------ Data entries

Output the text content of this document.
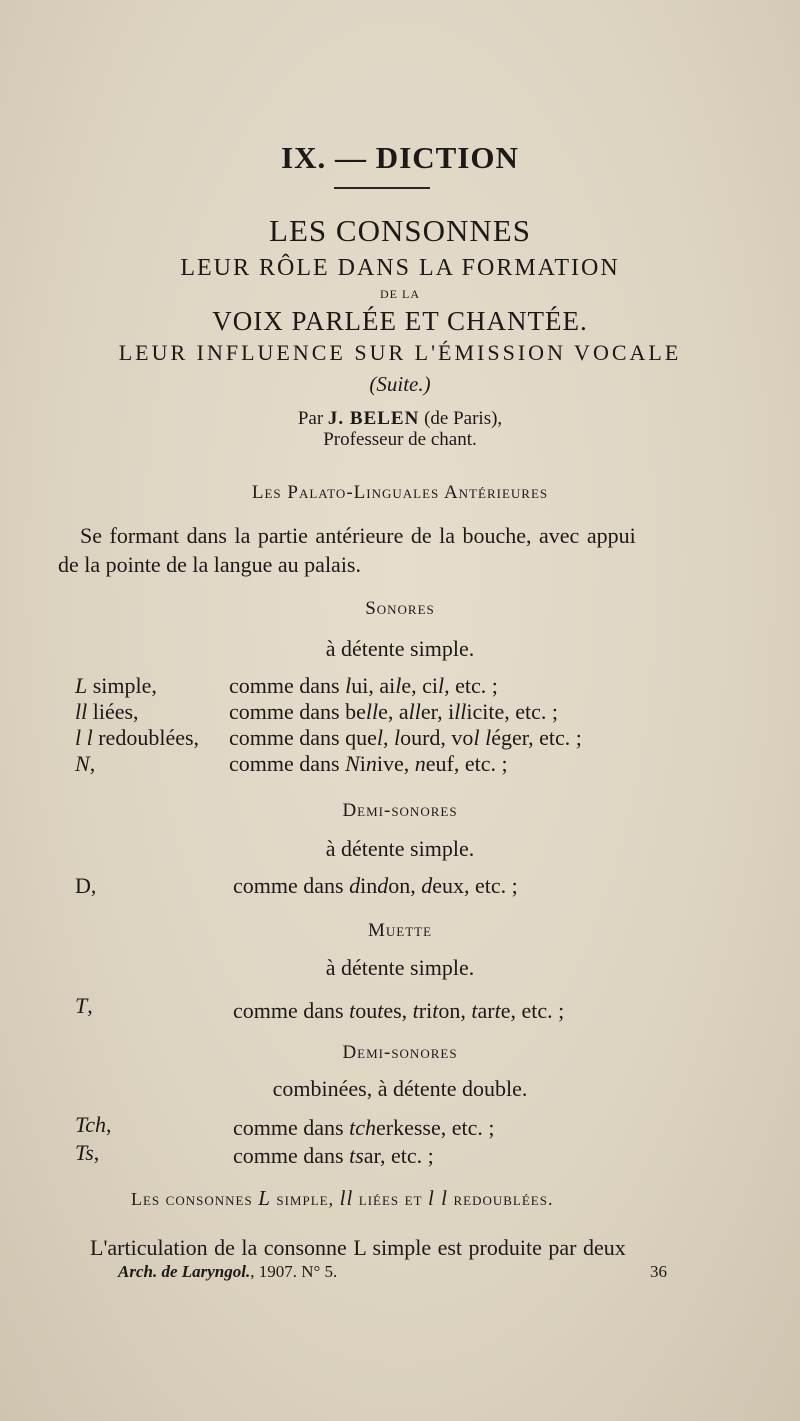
IX. — DICTION
LES CONSONNES
LEUR RÔLE DANS LA FORMATION
DE LA
VOIX PARLÉE ET CHANTÉE.
LEUR INFLUENCE SUR L'ÉMISSION VOCALE
(Suite.)
Par J. BELEN (de Paris),
Professeur de chant.
Les Palato-Linguales Antérieures
Se formant dans la partie antérieure de la bouche, avec appui
de la pointe de la langue au palais.
Sonores
à détente simple.
L simple,	comme dans lui, aile, cil, etc. ;
ll liées,	comme dans belle, aller, illicite, etc. ;
l l redoublées, comme dans quel, lourd, vol léger, etc. ;
N,	comme dans Ninive, neuf, etc. ;
Demi-sonores
à détente simple.
D,	comme dans dindon, deux, etc. ;
Muette
à détente simple.
T,	comme dans toutes, triton, tarte, etc. ;
Demi-sonores
combinées, à détente double.
Tch,	comme dans tcherkesse, etc. ;
Ts,	comme dans tsar, etc. ;
Les consonnes L simple, ll liées et l l redoublées.
L'articulation de la consonne L simple est produite par deux
Arch. de Laryngol., 1907. N° 5.	36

------------

- [Problem details]: Reproduce each record above by retyping it exactly; omit all images.

- [Written response]:
Output the text content of this document.
IX. — DICTION
LES CONSONNES
LEUR RÔLE DANS LA FORMATION
DE LA
VOIX PARLÉE ET CHANTÉE.
LEUR INFLUENCE SUR L'ÉMISSION VOCALE
(Suite.)
Par J. BELEN (de Paris),
Professeur de chant.
Les Palato-Linguales Antérieures
Se formant dans la partie antérieure de la bouche, avec appui
de la pointe de la langue au palais.
Sonores
à détente simple.
L simple,	comme dans lui, aile, cil, etc. ;
ll liées,	comme dans belle, aller, illicite, etc. ;
l l redoublées, comme dans quel, lourd, vol léger, etc. ;
N,	comme dans Ninive, neuf, etc. ;
Demi-sonores
à détente simple.
D,	comme dans dindon, deux, etc. ;
Muette
à détente simple.
T,	comme dans toutes, triton, tarte, etc. ;
Demi-sonores
combinées, à détente double.
Tch,	comme dans tcherkesse, etc. ;
Ts,	comme dans tsar, etc. ;
Les consonnes L simple, ll liées et l l redoublées.
L'articulation de la consonne L simple est produite par deux
Arch. de Laryngol., 1907. N° 5.	36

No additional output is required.